DATASET:
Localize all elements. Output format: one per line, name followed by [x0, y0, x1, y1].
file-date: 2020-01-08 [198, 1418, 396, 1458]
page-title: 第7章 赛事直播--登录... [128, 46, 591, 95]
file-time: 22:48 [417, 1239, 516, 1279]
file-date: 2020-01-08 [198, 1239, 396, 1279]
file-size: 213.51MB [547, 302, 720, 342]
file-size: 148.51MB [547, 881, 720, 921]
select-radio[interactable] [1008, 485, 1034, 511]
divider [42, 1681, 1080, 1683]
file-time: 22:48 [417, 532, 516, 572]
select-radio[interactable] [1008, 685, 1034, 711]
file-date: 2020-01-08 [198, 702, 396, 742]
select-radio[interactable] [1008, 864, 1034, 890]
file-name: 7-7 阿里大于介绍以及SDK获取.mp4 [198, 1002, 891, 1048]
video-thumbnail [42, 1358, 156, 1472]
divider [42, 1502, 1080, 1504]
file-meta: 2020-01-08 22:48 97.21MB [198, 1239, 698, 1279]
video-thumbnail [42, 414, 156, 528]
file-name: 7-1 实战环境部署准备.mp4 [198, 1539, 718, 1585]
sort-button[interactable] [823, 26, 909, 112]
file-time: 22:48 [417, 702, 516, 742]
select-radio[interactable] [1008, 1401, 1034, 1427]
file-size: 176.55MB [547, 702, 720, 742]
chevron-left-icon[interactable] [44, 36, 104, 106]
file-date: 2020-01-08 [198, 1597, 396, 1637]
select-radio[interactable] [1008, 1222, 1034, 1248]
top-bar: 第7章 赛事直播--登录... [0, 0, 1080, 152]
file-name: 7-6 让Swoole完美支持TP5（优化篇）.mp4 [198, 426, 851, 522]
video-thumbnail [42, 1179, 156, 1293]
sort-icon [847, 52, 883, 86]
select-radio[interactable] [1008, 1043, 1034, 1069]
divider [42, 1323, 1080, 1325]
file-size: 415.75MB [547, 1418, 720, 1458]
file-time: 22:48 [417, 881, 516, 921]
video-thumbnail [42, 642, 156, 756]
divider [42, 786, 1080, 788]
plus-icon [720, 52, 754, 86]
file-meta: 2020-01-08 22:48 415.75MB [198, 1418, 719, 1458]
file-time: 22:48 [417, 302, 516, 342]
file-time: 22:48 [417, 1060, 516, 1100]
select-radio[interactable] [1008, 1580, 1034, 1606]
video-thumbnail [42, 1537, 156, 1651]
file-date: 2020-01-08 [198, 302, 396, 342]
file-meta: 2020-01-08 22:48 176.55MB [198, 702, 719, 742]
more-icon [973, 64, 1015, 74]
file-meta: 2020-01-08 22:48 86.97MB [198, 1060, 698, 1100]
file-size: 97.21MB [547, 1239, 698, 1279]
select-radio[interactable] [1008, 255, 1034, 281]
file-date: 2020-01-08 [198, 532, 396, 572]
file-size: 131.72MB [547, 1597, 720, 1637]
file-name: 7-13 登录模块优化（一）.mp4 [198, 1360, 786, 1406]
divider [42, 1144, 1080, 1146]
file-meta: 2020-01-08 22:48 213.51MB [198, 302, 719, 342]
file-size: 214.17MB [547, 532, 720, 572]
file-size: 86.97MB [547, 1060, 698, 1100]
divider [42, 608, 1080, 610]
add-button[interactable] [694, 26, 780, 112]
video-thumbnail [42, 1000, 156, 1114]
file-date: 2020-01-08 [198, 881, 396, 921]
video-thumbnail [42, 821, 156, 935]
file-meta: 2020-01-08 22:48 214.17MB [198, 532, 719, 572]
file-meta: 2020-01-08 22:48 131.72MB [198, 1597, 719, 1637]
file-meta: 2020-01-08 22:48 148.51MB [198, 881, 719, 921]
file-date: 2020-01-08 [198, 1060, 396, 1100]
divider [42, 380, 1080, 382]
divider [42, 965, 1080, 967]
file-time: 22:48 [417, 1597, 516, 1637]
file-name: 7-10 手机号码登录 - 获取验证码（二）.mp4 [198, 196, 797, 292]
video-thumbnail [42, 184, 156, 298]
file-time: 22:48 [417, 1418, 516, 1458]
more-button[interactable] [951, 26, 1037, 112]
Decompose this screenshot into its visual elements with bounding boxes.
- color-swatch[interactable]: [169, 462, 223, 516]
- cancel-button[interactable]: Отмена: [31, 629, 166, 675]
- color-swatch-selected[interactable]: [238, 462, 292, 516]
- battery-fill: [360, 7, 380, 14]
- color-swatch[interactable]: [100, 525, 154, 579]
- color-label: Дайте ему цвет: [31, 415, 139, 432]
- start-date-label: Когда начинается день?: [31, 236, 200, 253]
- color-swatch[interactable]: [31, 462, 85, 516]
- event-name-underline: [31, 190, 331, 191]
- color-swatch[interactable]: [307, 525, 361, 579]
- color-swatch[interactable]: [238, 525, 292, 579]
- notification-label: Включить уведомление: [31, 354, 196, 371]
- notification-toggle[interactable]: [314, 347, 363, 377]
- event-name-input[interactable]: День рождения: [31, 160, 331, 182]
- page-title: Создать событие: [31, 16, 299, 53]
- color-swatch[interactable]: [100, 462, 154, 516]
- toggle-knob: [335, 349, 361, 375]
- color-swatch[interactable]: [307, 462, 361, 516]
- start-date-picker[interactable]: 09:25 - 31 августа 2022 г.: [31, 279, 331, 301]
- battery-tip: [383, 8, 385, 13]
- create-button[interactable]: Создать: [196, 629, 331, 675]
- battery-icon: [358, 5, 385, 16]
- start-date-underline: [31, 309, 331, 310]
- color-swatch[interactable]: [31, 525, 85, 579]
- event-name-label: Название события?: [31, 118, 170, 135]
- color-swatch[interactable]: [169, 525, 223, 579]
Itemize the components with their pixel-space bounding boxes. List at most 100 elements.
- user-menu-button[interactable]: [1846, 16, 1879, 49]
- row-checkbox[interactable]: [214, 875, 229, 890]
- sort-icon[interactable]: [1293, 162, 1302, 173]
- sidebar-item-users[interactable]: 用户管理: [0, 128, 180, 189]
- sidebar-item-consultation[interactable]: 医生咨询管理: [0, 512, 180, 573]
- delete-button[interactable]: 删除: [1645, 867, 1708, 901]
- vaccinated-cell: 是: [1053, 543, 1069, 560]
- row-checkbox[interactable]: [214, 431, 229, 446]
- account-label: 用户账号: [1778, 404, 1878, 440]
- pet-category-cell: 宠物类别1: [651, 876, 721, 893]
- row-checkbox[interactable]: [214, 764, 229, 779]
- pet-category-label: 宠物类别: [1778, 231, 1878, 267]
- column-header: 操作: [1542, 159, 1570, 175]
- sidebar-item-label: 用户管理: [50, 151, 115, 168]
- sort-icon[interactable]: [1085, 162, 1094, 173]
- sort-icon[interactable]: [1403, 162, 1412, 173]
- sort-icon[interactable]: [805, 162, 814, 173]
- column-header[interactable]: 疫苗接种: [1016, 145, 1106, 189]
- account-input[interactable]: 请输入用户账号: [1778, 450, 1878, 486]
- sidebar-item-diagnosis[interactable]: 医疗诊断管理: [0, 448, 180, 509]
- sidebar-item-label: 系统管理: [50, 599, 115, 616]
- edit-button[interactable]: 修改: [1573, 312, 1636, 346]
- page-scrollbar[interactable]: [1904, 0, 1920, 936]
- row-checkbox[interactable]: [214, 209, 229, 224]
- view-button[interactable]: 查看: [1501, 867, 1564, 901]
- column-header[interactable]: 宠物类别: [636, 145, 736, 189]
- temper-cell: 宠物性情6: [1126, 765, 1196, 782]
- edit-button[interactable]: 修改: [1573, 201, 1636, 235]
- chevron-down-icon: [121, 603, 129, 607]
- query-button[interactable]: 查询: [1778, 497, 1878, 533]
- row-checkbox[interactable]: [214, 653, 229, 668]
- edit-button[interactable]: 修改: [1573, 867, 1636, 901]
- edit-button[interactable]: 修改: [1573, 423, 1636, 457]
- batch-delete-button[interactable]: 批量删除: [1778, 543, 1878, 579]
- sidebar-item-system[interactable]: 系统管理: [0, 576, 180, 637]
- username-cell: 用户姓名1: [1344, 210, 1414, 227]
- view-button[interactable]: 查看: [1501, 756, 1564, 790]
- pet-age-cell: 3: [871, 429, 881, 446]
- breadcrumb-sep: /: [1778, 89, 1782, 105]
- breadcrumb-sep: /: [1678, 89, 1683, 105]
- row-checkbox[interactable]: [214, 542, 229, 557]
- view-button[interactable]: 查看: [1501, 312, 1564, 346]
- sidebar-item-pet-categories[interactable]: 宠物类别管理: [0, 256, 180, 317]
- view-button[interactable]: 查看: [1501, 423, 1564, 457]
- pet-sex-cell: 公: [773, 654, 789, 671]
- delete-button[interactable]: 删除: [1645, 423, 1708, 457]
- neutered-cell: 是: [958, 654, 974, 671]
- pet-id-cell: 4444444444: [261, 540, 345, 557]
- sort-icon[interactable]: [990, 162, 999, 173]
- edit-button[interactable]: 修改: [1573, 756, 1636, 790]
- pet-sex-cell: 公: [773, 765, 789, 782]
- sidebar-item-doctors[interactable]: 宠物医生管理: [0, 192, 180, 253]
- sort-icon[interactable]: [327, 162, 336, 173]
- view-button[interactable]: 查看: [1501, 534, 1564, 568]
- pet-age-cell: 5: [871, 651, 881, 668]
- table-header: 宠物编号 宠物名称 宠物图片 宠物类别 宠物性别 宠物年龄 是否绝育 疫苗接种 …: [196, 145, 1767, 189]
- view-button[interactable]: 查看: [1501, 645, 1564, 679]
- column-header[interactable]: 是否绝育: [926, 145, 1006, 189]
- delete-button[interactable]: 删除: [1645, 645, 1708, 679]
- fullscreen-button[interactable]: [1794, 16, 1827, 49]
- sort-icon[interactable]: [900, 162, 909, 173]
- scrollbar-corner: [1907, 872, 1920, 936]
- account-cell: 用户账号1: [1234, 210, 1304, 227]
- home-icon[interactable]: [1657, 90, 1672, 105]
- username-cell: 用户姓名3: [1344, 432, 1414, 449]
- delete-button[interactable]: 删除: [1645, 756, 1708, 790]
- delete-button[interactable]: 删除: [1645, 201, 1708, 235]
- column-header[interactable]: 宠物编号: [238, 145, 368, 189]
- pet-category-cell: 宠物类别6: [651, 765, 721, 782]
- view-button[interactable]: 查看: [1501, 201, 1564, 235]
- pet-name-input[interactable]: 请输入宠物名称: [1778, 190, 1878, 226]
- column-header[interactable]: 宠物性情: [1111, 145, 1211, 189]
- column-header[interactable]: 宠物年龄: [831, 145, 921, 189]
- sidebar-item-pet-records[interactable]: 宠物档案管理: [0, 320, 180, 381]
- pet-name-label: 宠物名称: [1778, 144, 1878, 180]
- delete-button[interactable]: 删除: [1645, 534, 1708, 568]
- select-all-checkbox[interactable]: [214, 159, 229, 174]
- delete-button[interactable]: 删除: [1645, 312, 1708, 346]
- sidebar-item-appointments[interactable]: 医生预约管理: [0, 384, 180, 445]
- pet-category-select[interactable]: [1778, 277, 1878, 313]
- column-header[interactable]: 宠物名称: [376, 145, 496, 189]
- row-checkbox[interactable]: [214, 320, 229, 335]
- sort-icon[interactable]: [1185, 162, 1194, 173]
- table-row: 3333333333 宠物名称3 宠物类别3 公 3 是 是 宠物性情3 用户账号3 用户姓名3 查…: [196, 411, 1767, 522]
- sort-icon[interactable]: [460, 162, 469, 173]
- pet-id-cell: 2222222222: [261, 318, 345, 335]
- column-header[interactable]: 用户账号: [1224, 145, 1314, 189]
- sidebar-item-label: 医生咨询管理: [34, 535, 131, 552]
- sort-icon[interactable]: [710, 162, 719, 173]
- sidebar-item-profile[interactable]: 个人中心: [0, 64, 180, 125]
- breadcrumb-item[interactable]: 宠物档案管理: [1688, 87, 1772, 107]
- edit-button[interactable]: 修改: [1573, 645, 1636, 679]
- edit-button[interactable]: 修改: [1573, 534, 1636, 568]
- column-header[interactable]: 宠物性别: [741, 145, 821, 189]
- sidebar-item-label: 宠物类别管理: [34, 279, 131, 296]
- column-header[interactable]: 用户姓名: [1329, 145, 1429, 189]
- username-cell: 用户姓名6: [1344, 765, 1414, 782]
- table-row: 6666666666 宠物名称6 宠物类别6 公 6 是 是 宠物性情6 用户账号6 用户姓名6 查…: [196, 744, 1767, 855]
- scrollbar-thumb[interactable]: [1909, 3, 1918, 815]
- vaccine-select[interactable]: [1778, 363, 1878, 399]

TASK DESCRIPTION:
Reproduce the data word for word from its first line up to and including the line with "file-date: 2020-01-08 [198, 1239, 396, 1279]".

ANSWER TO THE TASK:
Localize all elements. Output format: one per line, name followed by [x0, y0, x1, y1].
file-date: 2020-01-08 [198, 1418, 396, 1458]
page-title: 第7章 赛事直播--登录... [128, 46, 591, 95]
file-time: 22:48 [417, 1239, 516, 1279]
file-date: 2020-01-08 [198, 1239, 396, 1279]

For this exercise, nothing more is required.